Output the records. Match them exactly.

Some records
↓↓↓

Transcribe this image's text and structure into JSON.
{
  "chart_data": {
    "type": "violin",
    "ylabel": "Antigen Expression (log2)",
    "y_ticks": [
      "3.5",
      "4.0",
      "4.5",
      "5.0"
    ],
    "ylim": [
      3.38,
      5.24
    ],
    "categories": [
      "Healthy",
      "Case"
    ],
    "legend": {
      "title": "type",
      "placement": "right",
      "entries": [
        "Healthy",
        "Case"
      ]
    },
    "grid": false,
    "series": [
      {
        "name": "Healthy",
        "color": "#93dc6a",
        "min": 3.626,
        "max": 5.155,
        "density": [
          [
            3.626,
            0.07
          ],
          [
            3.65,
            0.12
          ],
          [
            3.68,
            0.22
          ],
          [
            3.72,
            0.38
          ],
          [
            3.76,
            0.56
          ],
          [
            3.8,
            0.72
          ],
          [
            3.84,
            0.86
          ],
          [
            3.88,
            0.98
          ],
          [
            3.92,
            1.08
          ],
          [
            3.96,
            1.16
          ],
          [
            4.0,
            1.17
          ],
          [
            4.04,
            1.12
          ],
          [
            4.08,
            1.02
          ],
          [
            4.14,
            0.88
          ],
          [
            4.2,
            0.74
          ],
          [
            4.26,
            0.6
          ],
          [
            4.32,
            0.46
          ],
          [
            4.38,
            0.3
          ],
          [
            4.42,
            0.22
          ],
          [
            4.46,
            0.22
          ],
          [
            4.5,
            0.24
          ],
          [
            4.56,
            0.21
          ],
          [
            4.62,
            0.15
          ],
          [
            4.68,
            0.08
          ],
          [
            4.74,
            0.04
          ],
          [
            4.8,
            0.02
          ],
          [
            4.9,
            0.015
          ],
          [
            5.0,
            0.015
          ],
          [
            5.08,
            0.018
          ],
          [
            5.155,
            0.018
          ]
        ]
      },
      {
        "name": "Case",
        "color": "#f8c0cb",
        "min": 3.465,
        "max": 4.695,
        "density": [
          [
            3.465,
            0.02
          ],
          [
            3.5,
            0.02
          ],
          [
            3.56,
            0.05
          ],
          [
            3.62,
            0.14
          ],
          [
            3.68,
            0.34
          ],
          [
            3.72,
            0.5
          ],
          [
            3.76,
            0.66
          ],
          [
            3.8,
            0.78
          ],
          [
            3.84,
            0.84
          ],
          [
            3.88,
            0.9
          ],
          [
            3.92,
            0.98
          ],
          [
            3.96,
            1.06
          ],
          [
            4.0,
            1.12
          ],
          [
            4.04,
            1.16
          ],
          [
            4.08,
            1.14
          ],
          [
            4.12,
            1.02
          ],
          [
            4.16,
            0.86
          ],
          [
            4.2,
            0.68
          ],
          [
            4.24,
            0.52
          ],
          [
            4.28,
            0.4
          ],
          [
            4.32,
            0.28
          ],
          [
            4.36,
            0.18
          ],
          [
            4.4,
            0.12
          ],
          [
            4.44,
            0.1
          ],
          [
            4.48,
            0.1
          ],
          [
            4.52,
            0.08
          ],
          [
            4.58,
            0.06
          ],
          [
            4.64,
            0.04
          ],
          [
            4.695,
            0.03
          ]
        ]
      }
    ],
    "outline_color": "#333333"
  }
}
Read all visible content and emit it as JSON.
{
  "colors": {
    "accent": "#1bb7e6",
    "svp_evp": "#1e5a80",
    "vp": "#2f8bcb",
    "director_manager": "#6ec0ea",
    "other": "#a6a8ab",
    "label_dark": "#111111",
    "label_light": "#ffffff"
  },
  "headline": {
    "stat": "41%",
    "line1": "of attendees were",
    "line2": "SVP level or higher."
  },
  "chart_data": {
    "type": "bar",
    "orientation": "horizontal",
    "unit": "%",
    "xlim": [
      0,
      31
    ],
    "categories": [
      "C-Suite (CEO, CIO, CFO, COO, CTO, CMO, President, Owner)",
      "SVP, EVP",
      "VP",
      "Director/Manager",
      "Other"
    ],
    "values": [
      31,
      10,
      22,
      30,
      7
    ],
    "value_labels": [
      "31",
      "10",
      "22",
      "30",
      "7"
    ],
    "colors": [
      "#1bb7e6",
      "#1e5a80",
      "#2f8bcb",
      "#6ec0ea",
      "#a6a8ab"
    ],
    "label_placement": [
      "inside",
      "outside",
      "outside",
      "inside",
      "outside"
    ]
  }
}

↑↑↑

▶ [Answer]
Transcribe this image's text and structure into JSON.
{
  "chart_data": {
    "type": "violin",
    "ylabel": "Antigen Expression (log2)",
    "y_ticks": [
      "3.5",
      "4.0",
      "4.5",
      "5.0"
    ],
    "ylim": [
      3.38,
      5.24
    ],
    "categories": [
      "Healthy",
      "Case"
    ],
    "legend": {
      "title": "type",
      "placement": "right",
      "entries": [
        "Healthy",
        "Case"
      ]
    },
    "grid": false,
    "series": [
      {
        "name": "Healthy",
        "color": "#93dc6a",
        "min": 3.626,
        "max": 5.155,
        "density": [
          [
            3.626,
            0.07
          ],
          [
            3.65,
            0.12
          ],
          [
            3.68,
            0.22
          ],
          [
            3.72,
            0.38
          ],
          [
            3.76,
            0.56
          ],
          [
            3.8,
            0.72
          ],
          [
            3.84,
            0.86
          ],
          [
            3.88,
            0.98
          ],
          [
            3.92,
            1.08
          ],
          [
            3.96,
            1.16
          ],
          [
            4.0,
            1.17
          ],
          [
            4.04,
            1.12
          ],
          [
            4.08,
            1.02
          ],
          [
            4.14,
            0.88
          ],
          [
            4.2,
            0.74
          ],
          [
            4.26,
            0.6
          ],
          [
            4.32,
            0.46
          ],
          [
            4.38,
            0.3
          ],
          [
            4.42,
            0.22
          ],
          [
            4.46,
            0.22
          ],
          [
            4.5,
            0.24
          ],
          [
            4.56,
            0.21
          ],
          [
            4.62,
            0.15
          ],
          [
            4.68,
            0.08
          ],
          [
            4.74,
            0.04
          ],
          [
            4.8,
            0.02
          ],
          [
            4.9,
            0.015
          ],
          [
            5.0,
            0.015
          ],
          [
            5.08,
            0.018
          ],
          [
            5.155,
            0.018
          ]
        ]
      },
      {
        "name": "Case",
        "color": "#f8c0cb",
        "min": 3.465,
        "max": 4.695,
        "density": [
          [
            3.465,
            0.02
          ],
          [
            3.5,
            0.02
          ],
          [
            3.56,
            0.05
          ],
          [
            3.62,
            0.14
          ],
          [
            3.68,
            0.34
          ],
          [
            3.72,
            0.5
          ],
          [
            3.76,
            0.66
          ],
          [
            3.8,
            0.78
          ],
          [
            3.84,
            0.84
          ],
          [
            3.88,
            0.9
          ],
          [
            3.92,
            0.98
          ],
          [
            3.96,
            1.06
          ],
          [
            4.0,
            1.12
          ],
          [
            4.04,
            1.16
          ],
          [
            4.08,
            1.14
          ],
          [
            4.12,
            1.02
          ],
          [
            4.16,
            0.86
          ],
          [
            4.2,
            0.68
          ],
          [
            4.24,
            0.52
          ],
          [
            4.28,
            0.4
          ],
          [
            4.32,
            0.28
          ],
          [
            4.36,
            0.18
          ],
          [
            4.4,
            0.12
          ],
          [
            4.44,
            0.1
          ],
          [
            4.48,
            0.1
          ],
          [
            4.52,
            0.08
          ],
          [
            4.58,
            0.06
          ],
          [
            4.64,
            0.04
          ],
          [
            4.695,
            0.03
          ]
        ]
      }
    ],
    "outline_color": "#333333"
  }
}
Read all visible content and emit it as JSON.
{
  "colors": {
    "accent": "#1bb7e6",
    "svp_evp": "#1e5a80",
    "vp": "#2f8bcb",
    "director_manager": "#6ec0ea",
    "other": "#a6a8ab",
    "label_dark": "#111111",
    "label_light": "#ffffff"
  },
  "headline": {
    "stat": "41%",
    "line1": "of attendees were",
    "line2": "SVP level or higher."
  },
  "chart_data": {
    "type": "bar",
    "orientation": "horizontal",
    "unit": "%",
    "xlim": [
      0,
      31
    ],
    "categories": [
      "C-Suite (CEO, CIO, CFO, COO, CTO, CMO, President, Owner)",
      "SVP, EVP",
      "VP",
      "Director/Manager",
      "Other"
    ],
    "values": [
      31,
      10,
      22,
      30,
      7
    ],
    "value_labels": [
      "31",
      "10",
      "22",
      "30",
      "7"
    ],
    "colors": [
      "#1bb7e6",
      "#1e5a80",
      "#2f8bcb",
      "#6ec0ea",
      "#a6a8ab"
    ],
    "label_placement": [
      "inside",
      "outside",
      "outside",
      "inside",
      "outside"
    ]
  }
}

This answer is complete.